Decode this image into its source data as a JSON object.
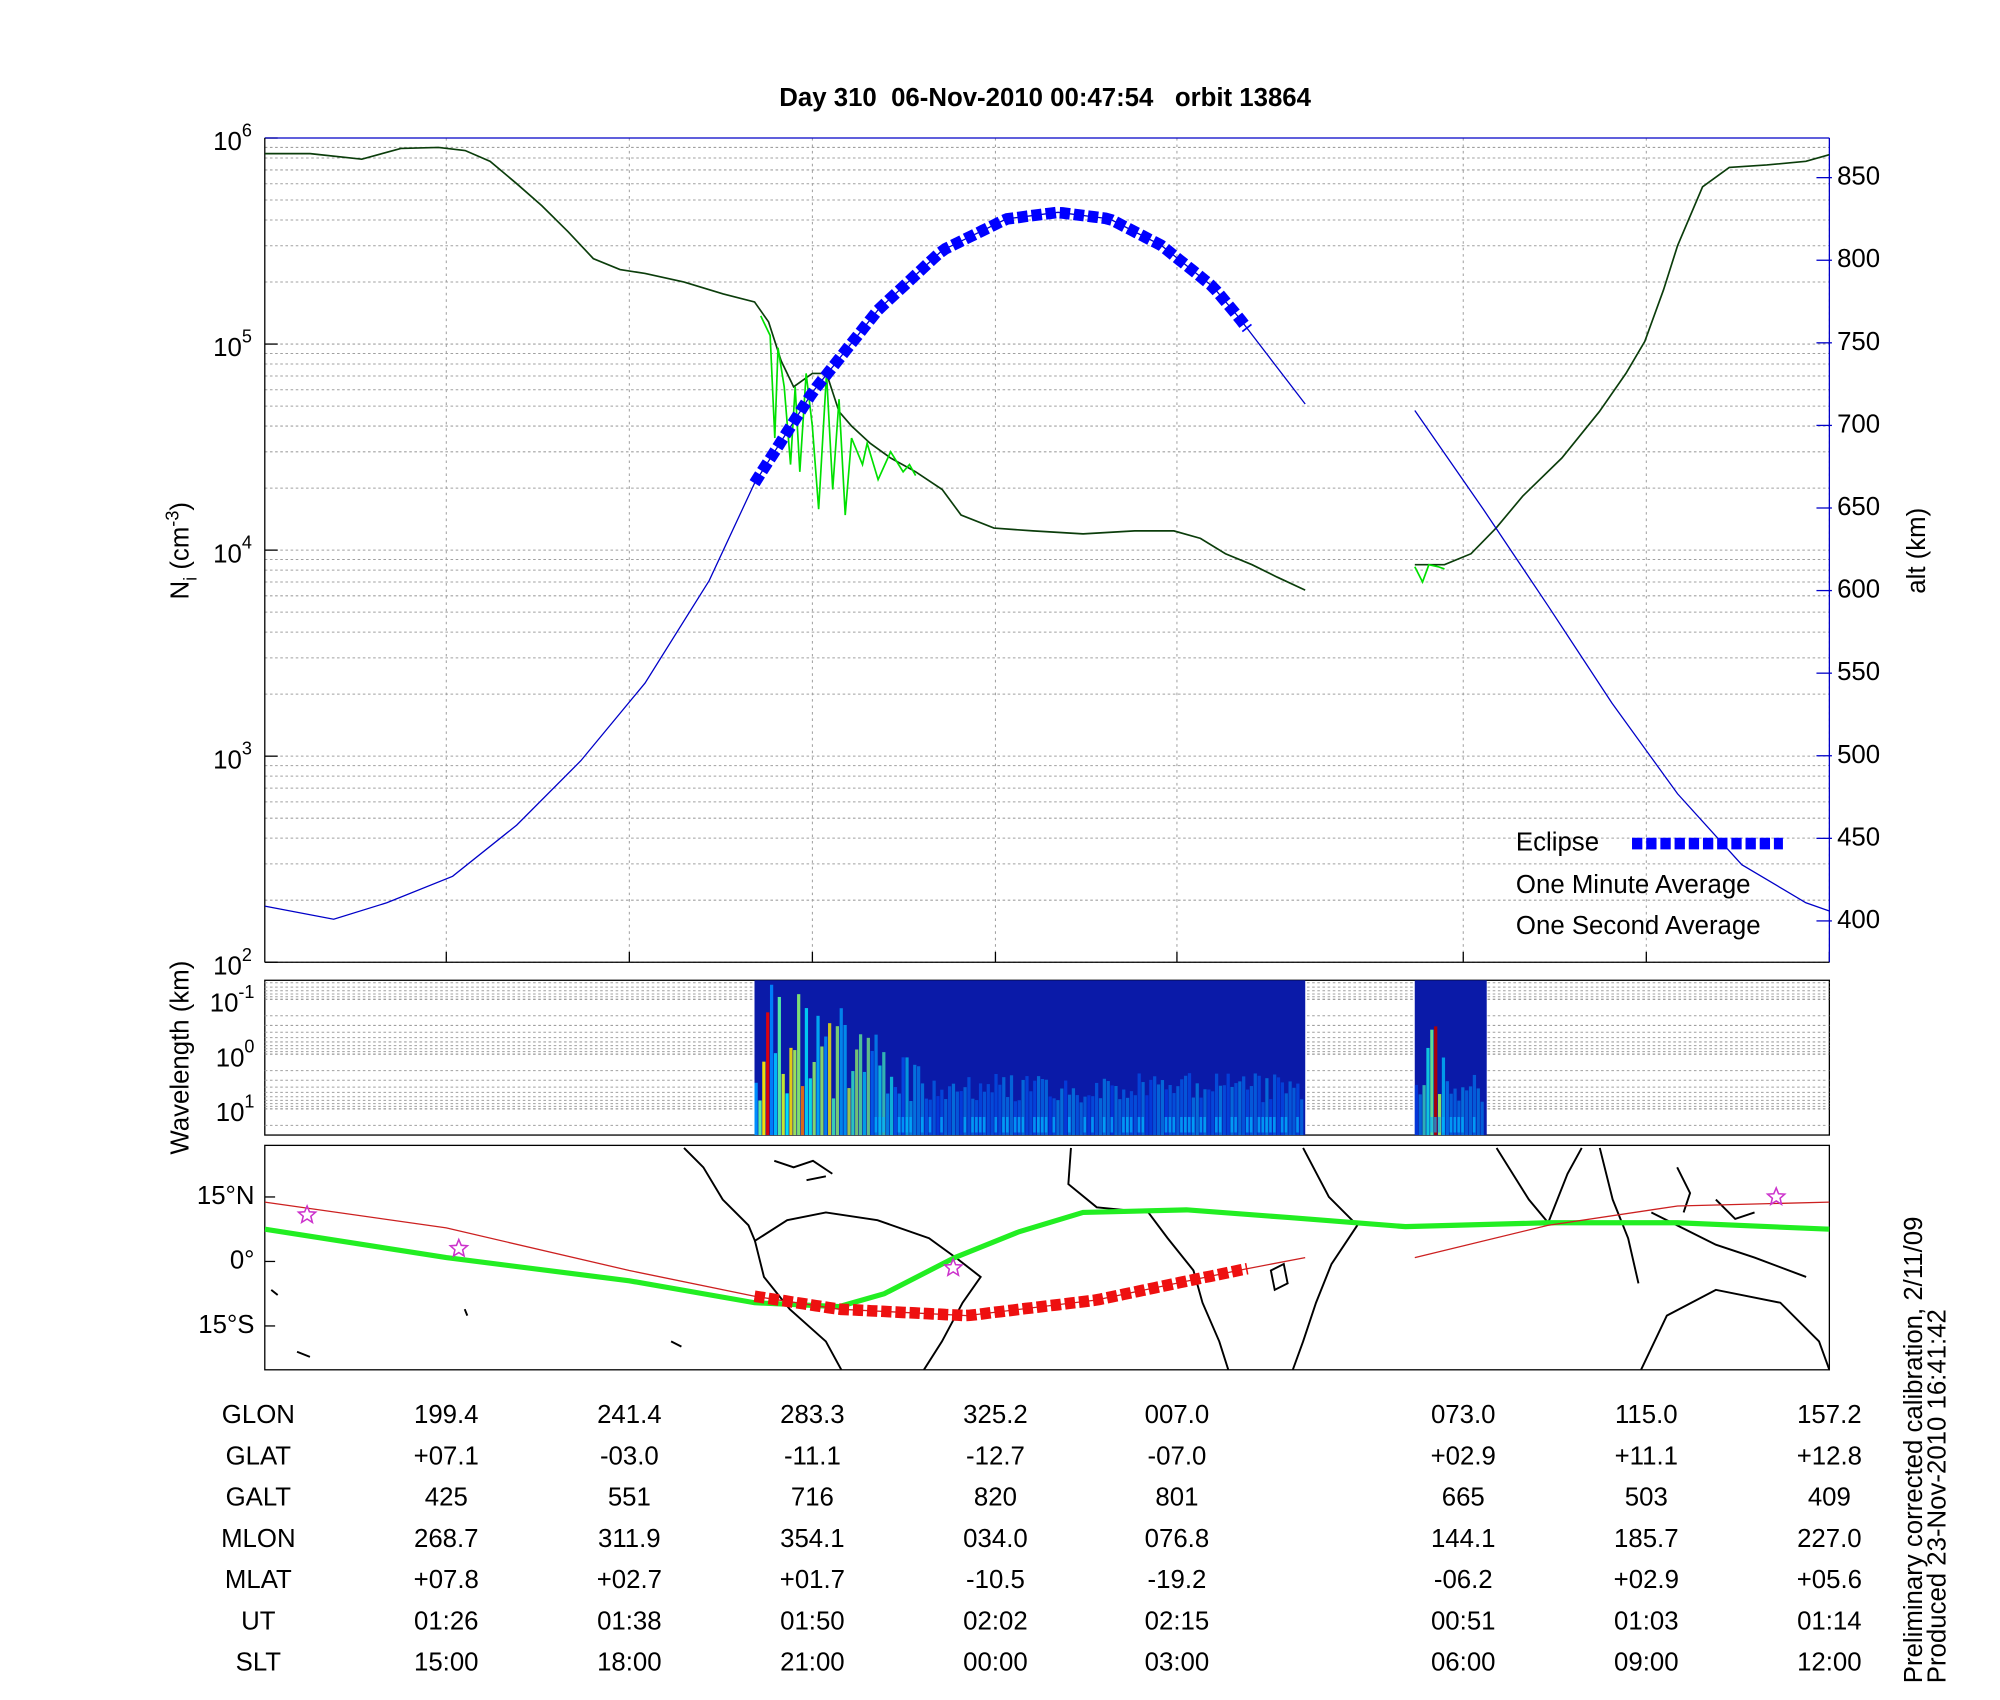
{
  "chart_data": [
    {
      "type": "line",
      "title": "Day 310  06-Nov-2010 00:47:54   orbit 13864",
      "ylabel": {
        "base": "N",
        "sub": "i",
        "unit": " (cm",
        "exponent": "-3",
        "close": ")"
      },
      "y2label": "alt (km)",
      "xlim": [
        0,
        100
      ],
      "xgrid": [
        11.6,
        23.3,
        35.0,
        46.7,
        58.3,
        76.6,
        88.3,
        100
      ],
      "yscale": "log",
      "ylim": [
        100,
        1000000
      ],
      "yticks": [
        {
          "value": 100,
          "label": "10",
          "exponent": "2"
        },
        {
          "value": 1000,
          "label": "10",
          "exponent": "3"
        },
        {
          "value": 10000,
          "label": "10",
          "exponent": "4"
        },
        {
          "value": 100000,
          "label": "10",
          "exponent": "5"
        },
        {
          "value": 1000000,
          "label": "10",
          "exponent": "6"
        }
      ],
      "y2lim": [
        375,
        874
      ],
      "y2ticks": [
        400,
        450,
        500,
        550,
        600,
        650,
        700,
        750,
        800,
        850
      ],
      "grid": true,
      "legend": "lower right",
      "series": [
        {
          "name": "One Minute Average",
          "color": "#0b3d0b",
          "x": [
            0,
            2.9,
            6.2,
            8.7,
            11.1,
            12.8,
            14.4,
            16.1,
            17.7,
            19.4,
            21.0,
            22.7,
            24.3,
            26.8,
            29.3,
            31.3,
            32.2,
            33.0,
            33.8,
            35.0,
            35.9,
            36.7,
            37.5,
            38.7,
            40.0,
            41.6,
            43.3,
            44.5,
            46.6,
            49.1,
            52.3,
            55.6,
            58.1,
            59.8,
            61.4,
            63.1,
            64.7,
            66.5,
            70,
            73.5,
            75.4,
            77.1,
            78.7,
            80.4,
            82.9,
            85.3,
            87.0,
            88.2,
            89.4,
            90.3,
            91.9,
            93.6,
            96.0,
            98.5,
            100
          ],
          "values": [
            840000,
            840000,
            790000,
            890000,
            900000,
            870000,
            770000,
            600000,
            470000,
            350000,
            260000,
            230000,
            220000,
            200000,
            175000,
            160000,
            128000,
            83000,
            62000,
            72000,
            72000,
            47000,
            40000,
            33000,
            28000,
            24000,
            19700,
            14800,
            12800,
            12400,
            12000,
            12400,
            12400,
            11400,
            9600,
            8500,
            7400,
            6400,
            null,
            8500,
            8500,
            9600,
            12800,
            18300,
            28000,
            47000,
            72000,
            103000,
            183000,
            300000,
            580000,
            720000,
            740000,
            770000,
            830000
          ]
        },
        {
          "name": "One Second Average",
          "color": "#00e000",
          "x": [
            31.7,
            32.3,
            32.6,
            32.8,
            33.2,
            33.6,
            33.9,
            34.2,
            34.6,
            35.0,
            35.4,
            35.9,
            36.3,
            36.7,
            37.1,
            37.5,
            38.2,
            38.5,
            39.2,
            40.0,
            40.8,
            41.2,
            41.6,
            55,
            73.5,
            74.0,
            74.4,
            75.0,
            75.4
          ],
          "values": [
            137000,
            110000,
            35000,
            96000,
            62000,
            26000,
            62000,
            24000,
            72000,
            40000,
            15800,
            72000,
            19700,
            54000,
            14800,
            35000,
            26000,
            33000,
            22000,
            30000,
            24000,
            26000,
            23000,
            null,
            8300,
            7000,
            8500,
            8300,
            8100
          ]
        },
        {
          "axis": "y2",
          "color": "#0000c8",
          "x": [
            0,
            4.4,
            7.8,
            12.0,
            16.1,
            20.2,
            24.3,
            28.4,
            31.3,
            35.0,
            39.2,
            43.3,
            47.4,
            50.7,
            54.0,
            57.3,
            60.6,
            62.2,
            66.5,
            70,
            73.5,
            77.9,
            82.0,
            86.1,
            90.3,
            94.4,
            98.5,
            100
          ],
          "values": [
            409,
            401,
            411,
            427,
            458,
            497,
            544,
            606,
            665,
            720,
            770,
            806,
            825,
            829,
            825,
            809,
            784,
            766,
            713,
            null,
            709,
            649,
            591,
            532,
            477,
            434,
            411,
            406
          ]
        }
      ],
      "eclipse": {
        "name": "Eclipse",
        "start": 31.3,
        "end": 62.8,
        "color": "#0000ff"
      }
    },
    {
      "type": "spectrogram",
      "ylabel": "Wavelength (km)",
      "yscale": "log",
      "ylim": [
        0.045,
        30
      ],
      "yticks": [
        {
          "value": 0.1,
          "label": "10",
          "exponent": "-1"
        },
        {
          "value": 1,
          "label": "10",
          "exponent": "0"
        },
        {
          "value": 10,
          "label": "10",
          "exponent": "1"
        }
      ],
      "segments": [
        [
          31.3,
          66.5
        ],
        [
          73.5,
          78.1
        ]
      ]
    },
    {
      "type": "map",
      "ylim": [
        -25.2,
        27
      ],
      "yticks": [
        {
          "value": 15,
          "label": "15°N"
        },
        {
          "value": 0,
          "label": "0°"
        },
        {
          "value": -15,
          "label": "15°S"
        }
      ],
      "series": [
        {
          "color": "#22ee22",
          "x": [
            0,
            11.6,
            23.3,
            31.3,
            36.7,
            39.6,
            44.1,
            48.2,
            52.3,
            58.9,
            65.5,
            72.9,
            82.0,
            90.3,
            100
          ],
          "values": [
            7.5,
            0.9,
            -4.5,
            -9.6,
            -10.5,
            -7.5,
            0.9,
            6.9,
            11.4,
            12.0,
            10.2,
            8.1,
            9.0,
            9.0,
            7.5
          ]
        },
        {
          "color": "#cc2020",
          "x": [
            0,
            11.6,
            23.3,
            31.3,
            36.7,
            44.9,
            53.1,
            62.2,
            66.5,
            70,
            73.5,
            82.0,
            90.3,
            100
          ],
          "values": [
            13.8,
            7.8,
            -2.1,
            -8.1,
            -11.1,
            -12.6,
            -9.0,
            -2.1,
            0.9,
            null,
            0.9,
            8.4,
            12.9,
            13.8
          ]
        }
      ],
      "eclipse_color": "#ee1010",
      "markers": {
        "color": "#cc33cc",
        "x": [
          2.7,
          12.4,
          44.0,
          96.6
        ],
        "values": [
          10.8,
          3.0,
          -1.5,
          15.0
        ]
      }
    }
  ],
  "table": {
    "rows": [
      {
        "label": "GLON",
        "cells": [
          "199.4",
          "241.4",
          "283.3",
          "325.2",
          "007.0",
          "073.0",
          "115.0",
          "157.2"
        ]
      },
      {
        "label": "GLAT",
        "cells": [
          "+07.1",
          "-03.0",
          "-11.1",
          "-12.7",
          "-07.0",
          "+02.9",
          "+11.1",
          "+12.8"
        ]
      },
      {
        "label": "GALT",
        "cells": [
          "425",
          "551",
          "716",
          "820",
          "801",
          "665",
          "503",
          "409"
        ]
      },
      {
        "label": "MLON",
        "cells": [
          "268.7",
          "311.9",
          "354.1",
          "034.0",
          "076.8",
          "144.1",
          "185.7",
          "227.0"
        ]
      },
      {
        "label": "MLAT",
        "cells": [
          "+07.8",
          "+02.7",
          "+01.7",
          "-10.5",
          "-19.2",
          "-06.2",
          "+02.9",
          "+05.6"
        ]
      },
      {
        "label": "UT",
        "cells": [
          "01:26",
          "01:38",
          "01:50",
          "02:02",
          "02:15",
          "00:51",
          "01:03",
          "01:14"
        ]
      },
      {
        "label": "SLT",
        "cells": [
          "15:00",
          "18:00",
          "21:00",
          "00:00",
          "03:00",
          "06:00",
          "09:00",
          "12:00"
        ]
      }
    ]
  },
  "footer": [
    "Preliminary corrected calibration, 2/11/09",
    "Produced 23-Nov-2010 16:41:42"
  ]
}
◆ ◆ ◆ ◆ ◆
Work to do :: Extract the full listing exactly, with the pictures left out.

Response to the exercise ::
Decode this image into its source data as a JSON object.
{
  "chart_data": [
    {
      "type": "line",
      "title": "Day 310  06-Nov-2010 00:47:54   orbit 13864",
      "ylabel": {
        "base": "N",
        "sub": "i",
        "unit": " (cm",
        "exponent": "-3",
        "close": ")"
      },
      "y2label": "alt (km)",
      "xlim": [
        0,
        100
      ],
      "xgrid": [
        11.6,
        23.3,
        35.0,
        46.7,
        58.3,
        76.6,
        88.3,
        100
      ],
      "yscale": "log",
      "ylim": [
        100,
        1000000
      ],
      "yticks": [
        {
          "value": 100,
          "label": "10",
          "exponent": "2"
        },
        {
          "value": 1000,
          "label": "10",
          "exponent": "3"
        },
        {
          "value": 10000,
          "label": "10",
          "exponent": "4"
        },
        {
          "value": 100000,
          "label": "10",
          "exponent": "5"
        },
        {
          "value": 1000000,
          "label": "10",
          "exponent": "6"
        }
      ],
      "y2lim": [
        375,
        874
      ],
      "y2ticks": [
        400,
        450,
        500,
        550,
        600,
        650,
        700,
        750,
        800,
        850
      ],
      "grid": true,
      "legend": "lower right",
      "series": [
        {
          "name": "One Minute Average",
          "color": "#0b3d0b",
          "x": [
            0,
            2.9,
            6.2,
            8.7,
            11.1,
            12.8,
            14.4,
            16.1,
            17.7,
            19.4,
            21.0,
            22.7,
            24.3,
            26.8,
            29.3,
            31.3,
            32.2,
            33.0,
            33.8,
            35.0,
            35.9,
            36.7,
            37.5,
            38.7,
            40.0,
            41.6,
            43.3,
            44.5,
            46.6,
            49.1,
            52.3,
            55.6,
            58.1,
            59.8,
            61.4,
            63.1,
            64.7,
            66.5,
            70,
            73.5,
            75.4,
            77.1,
            78.7,
            80.4,
            82.9,
            85.3,
            87.0,
            88.2,
            89.4,
            90.3,
            91.9,
            93.6,
            96.0,
            98.5,
            100
          ],
          "values": [
            840000,
            840000,
            790000,
            890000,
            900000,
            870000,
            770000,
            600000,
            470000,
            350000,
            260000,
            230000,
            220000,
            200000,
            175000,
            160000,
            128000,
            83000,
            62000,
            72000,
            72000,
            47000,
            40000,
            33000,
            28000,
            24000,
            19700,
            14800,
            12800,
            12400,
            12000,
            12400,
            12400,
            11400,
            9600,
            8500,
            7400,
            6400,
            null,
            8500,
            8500,
            9600,
            12800,
            18300,
            28000,
            47000,
            72000,
            103000,
            183000,
            300000,
            580000,
            720000,
            740000,
            770000,
            830000
          ]
        },
        {
          "name": "One Second Average",
          "color": "#00e000",
          "x": [
            31.7,
            32.3,
            32.6,
            32.8,
            33.2,
            33.6,
            33.9,
            34.2,
            34.6,
            35.0,
            35.4,
            35.9,
            36.3,
            36.7,
            37.1,
            37.5,
            38.2,
            38.5,
            39.2,
            40.0,
            40.8,
            41.2,
            41.6,
            55,
            73.5,
            74.0,
            74.4,
            75.0,
            75.4
          ],
          "values": [
            137000,
            110000,
            35000,
            96000,
            62000,
            26000,
            62000,
            24000,
            72000,
            40000,
            15800,
            72000,
            19700,
            54000,
            14800,
            35000,
            26000,
            33000,
            22000,
            30000,
            24000,
            26000,
            23000,
            null,
            8300,
            7000,
            8500,
            8300,
            8100
          ]
        },
        {
          "axis": "y2",
          "color": "#0000c8",
          "x": [
            0,
            4.4,
            7.8,
            12.0,
            16.1,
            20.2,
            24.3,
            28.4,
            31.3,
            35.0,
            39.2,
            43.3,
            47.4,
            50.7,
            54.0,
            57.3,
            60.6,
            62.2,
            66.5,
            70,
            73.5,
            77.9,
            82.0,
            86.1,
            90.3,
            94.4,
            98.5,
            100
          ],
          "values": [
            409,
            401,
            411,
            427,
            458,
            497,
            544,
            606,
            665,
            720,
            770,
            806,
            825,
            829,
            825,
            809,
            784,
            766,
            713,
            null,
            709,
            649,
            591,
            532,
            477,
            434,
            411,
            406
          ]
        }
      ],
      "eclipse": {
        "name": "Eclipse",
        "start": 31.3,
        "end": 62.8,
        "color": "#0000ff"
      }
    },
    {
      "type": "spectrogram",
      "ylabel": "Wavelength (km)",
      "yscale": "log",
      "ylim": [
        0.045,
        30
      ],
      "yticks": [
        {
          "value": 0.1,
          "label": "10",
          "exponent": "-1"
        },
        {
          "value": 1,
          "label": "10",
          "exponent": "0"
        },
        {
          "value": 10,
          "label": "10",
          "exponent": "1"
        }
      ],
      "segments": [
        [
          31.3,
          66.5
        ],
        [
          73.5,
          78.1
        ]
      ]
    },
    {
      "type": "map",
      "ylim": [
        -25.2,
        27
      ],
      "yticks": [
        {
          "value": 15,
          "label": "15°N"
        },
        {
          "value": 0,
          "label": "0°"
        },
        {
          "value": -15,
          "label": "15°S"
        }
      ],
      "series": [
        {
          "color": "#22ee22",
          "x": [
            0,
            11.6,
            23.3,
            31.3,
            36.7,
            39.6,
            44.1,
            48.2,
            52.3,
            58.9,
            65.5,
            72.9,
            82.0,
            90.3,
            100
          ],
          "values": [
            7.5,
            0.9,
            -4.5,
            -9.6,
            -10.5,
            -7.5,
            0.9,
            6.9,
            11.4,
            12.0,
            10.2,
            8.1,
            9.0,
            9.0,
            7.5
          ]
        },
        {
          "color": "#cc2020",
          "x": [
            0,
            11.6,
            23.3,
            31.3,
            36.7,
            44.9,
            53.1,
            62.2,
            66.5,
            70,
            73.5,
            82.0,
            90.3,
            100
          ],
          "values": [
            13.8,
            7.8,
            -2.1,
            -8.1,
            -11.1,
            -12.6,
            -9.0,
            -2.1,
            0.9,
            null,
            0.9,
            8.4,
            12.9,
            13.8
          ]
        }
      ],
      "eclipse_color": "#ee1010",
      "markers": {
        "color": "#cc33cc",
        "x": [
          2.7,
          12.4,
          44.0,
          96.6
        ],
        "values": [
          10.8,
          3.0,
          -1.5,
          15.0
        ]
      }
    }
  ],
  "table": {
    "rows": [
      {
        "label": "GLON",
        "cells": [
          "199.4",
          "241.4",
          "283.3",
          "325.2",
          "007.0",
          "073.0",
          "115.0",
          "157.2"
        ]
      },
      {
        "label": "GLAT",
        "cells": [
          "+07.1",
          "-03.0",
          "-11.1",
          "-12.7",
          "-07.0",
          "+02.9",
          "+11.1",
          "+12.8"
        ]
      },
      {
        "label": "GALT",
        "cells": [
          "425",
          "551",
          "716",
          "820",
          "801",
          "665",
          "503",
          "409"
        ]
      },
      {
        "label": "MLON",
        "cells": [
          "268.7",
          "311.9",
          "354.1",
          "034.0",
          "076.8",
          "144.1",
          "185.7",
          "227.0"
        ]
      },
      {
        "label": "MLAT",
        "cells": [
          "+07.8",
          "+02.7",
          "+01.7",
          "-10.5",
          "-19.2",
          "-06.2",
          "+02.9",
          "+05.6"
        ]
      },
      {
        "label": "UT",
        "cells": [
          "01:26",
          "01:38",
          "01:50",
          "02:02",
          "02:15",
          "00:51",
          "01:03",
          "01:14"
        ]
      },
      {
        "label": "SLT",
        "cells": [
          "15:00",
          "18:00",
          "21:00",
          "00:00",
          "03:00",
          "06:00",
          "09:00",
          "12:00"
        ]
      }
    ]
  },
  "footer": [
    "Preliminary corrected calibration, 2/11/09",
    "Produced 23-Nov-2010 16:41:42"
  ]
}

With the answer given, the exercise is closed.